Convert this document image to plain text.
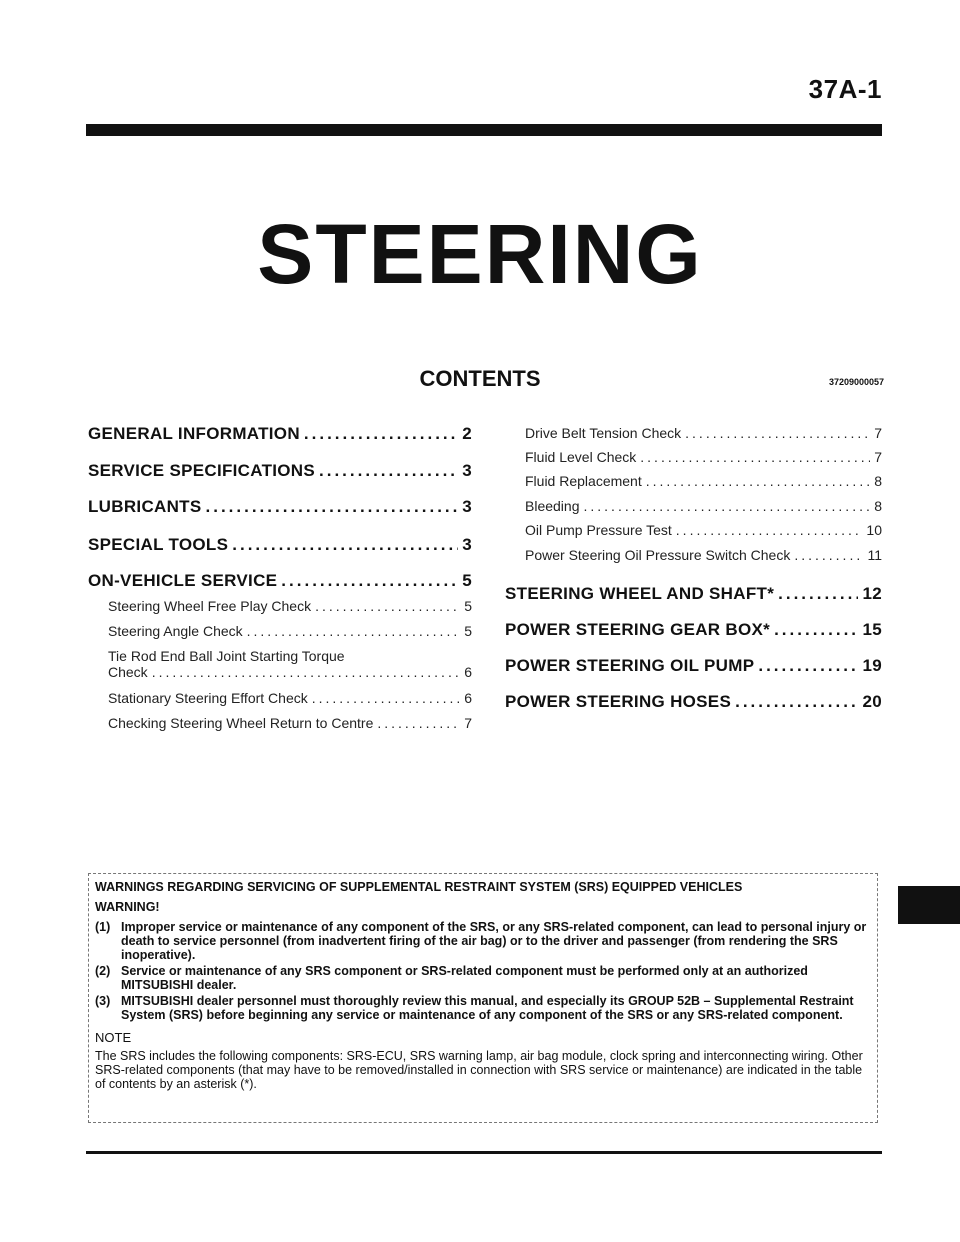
37A-1
STEERING
CONTENTS	37209000057
GENERAL INFORMATION .....	2
SERVICE SPECIFICATIONS .....	3
LUBRICANTS .....	3
SPECIAL TOOLS .....	3
ON-VEHICLE SERVICE .....	5
Steering Wheel Free Play Check .....	5
Steering Angle Check .....	5
Tie Rod End Ball Joint Starting Torque
Check .....	6
Stationary Steering Effort Check .....	6
Checking Steering Wheel Return to Centre .....	7
Drive Belt Tension Check .....	7
Fluid Level Check .....	7
Fluid Replacement .....	8
Bleeding .....	8
Oil Pump Pressure Test .....	10
Power Steering Oil Pressure Switch Check .....	11
STEERING WHEEL AND SHAFT* .....	12
POWER STEERING GEAR BOX* .....	15
POWER STEERING OIL PUMP .....	19
POWER STEERING HOSES .....	20
WARNINGS REGARDING SERVICING OF SUPPLEMENTAL RESTRAINT SYSTEM (SRS) EQUIPPED VEHICLES
WARNING!
(1) Improper service or maintenance of any component of the SRS, or any SRS-related component, can lead to personal injury or death to service personnel (from inadvertent firing of the air bag) or to the driver and passenger (from rendering the SRS inoperative).
(2) Service or maintenance of any SRS component or SRS-related component must be performed only at an authorized MITSUBISHI dealer.
(3) MITSUBISHI dealer personnel must thoroughly review this manual, and especially its GROUP 52B – Supplemental Restraint System (SRS) before beginning any service or maintenance of any component of the SRS or any SRS-related component.
NOTE
The SRS includes the following components: SRS-ECU, SRS warning lamp, air bag module, clock spring and interconnecting wiring. Other SRS-related components (that may have to be removed/installed in connection with SRS service or maintenance) are indicated in the table of contents by an asterisk (*).
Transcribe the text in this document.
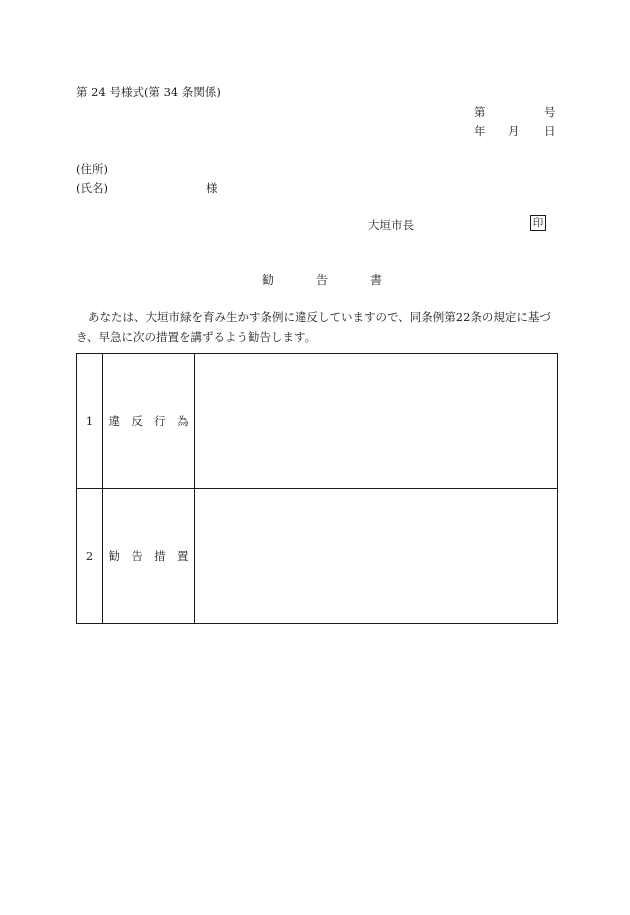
第 24 号様式(第 34 条関係)
第	号
年 月 日
(住所)
(氏名)	様
大垣市長	印
勧	告	書
あなたは、大垣市緑を育み生かす条例に違反していますので、同条例第22条の規定に基づき、早急に次の措置を講ずるよう勧告します。
1	違 反 行 為	

2	勧 告 措 置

* [REQUIRED TASK] Retype all the records shown above, character for character. Omit every picture.

* [RESULT FOR THIS TASK]
Convert this document image to plain text.
37A-1
STEERING
CONTENTS	37209000057
GENERAL INFORMATION .....	2
SERVICE SPECIFICATIONS .....	3
LUBRICANTS .....	3
SPECIAL TOOLS .....	3
ON-VEHICLE SERVICE .....	5
Steering Wheel Free Play Check .....	5
Steering Angle Check .....	5
Tie Rod End Ball Joint Starting Torque
Check .....	6
Stationary Steering Effort Check .....	6
Checking Steering Wheel Return to Centre .....	7
Drive Belt Tension Check .....	7
Fluid Level Check .....	7
Fluid Replacement .....	8
Bleeding .....	8
Oil Pump Pressure Test .....	10
Power Steering Oil Pressure Switch Check .....	11
STEERING WHEEL AND SHAFT* .....	12
POWER STEERING GEAR BOX* .....	15
POWER STEERING OIL PUMP .....	19
POWER STEERING HOSES .....	20
WARNINGS REGARDING SERVICING OF SUPPLEMENTAL RESTRAINT SYSTEM (SRS) EQUIPPED VEHICLES
WARNING!
(1) Improper service or maintenance of any component of the SRS, or any SRS-related component, can lead to personal injury or death to service personnel (from inadvertent firing of the air bag) or to the driver and passenger (from rendering the SRS inoperative).
(2) Service or maintenance of any SRS component or SRS-related component must be performed only at an authorized MITSUBISHI dealer.
(3) MITSUBISHI dealer personnel must thoroughly review this manual, and especially its GROUP 52B – Supplemental Restraint System (SRS) before beginning any service or maintenance of any component of the SRS or any SRS-related component.
NOTE
The SRS includes the following components: SRS-ECU, SRS warning lamp, air bag module, clock spring and interconnecting wiring. Other SRS-related components (that may have to be removed/installed in connection with SRS service or maintenance) are indicated in the table of contents by an asterisk (*).
Transcribe the text in this document.
第 24 号様式(第 34 条関係)
第	号
年 月 日
(住所)
(氏名)	様
大垣市長	印
勧	告	書
あなたは、大垣市緑を育み生かす条例に違反していますので、同条例第22条の規定に基づき、早急に次の措置を講ずるよう勧告します。
1	違 反 行 為	

2	勧 告 措 置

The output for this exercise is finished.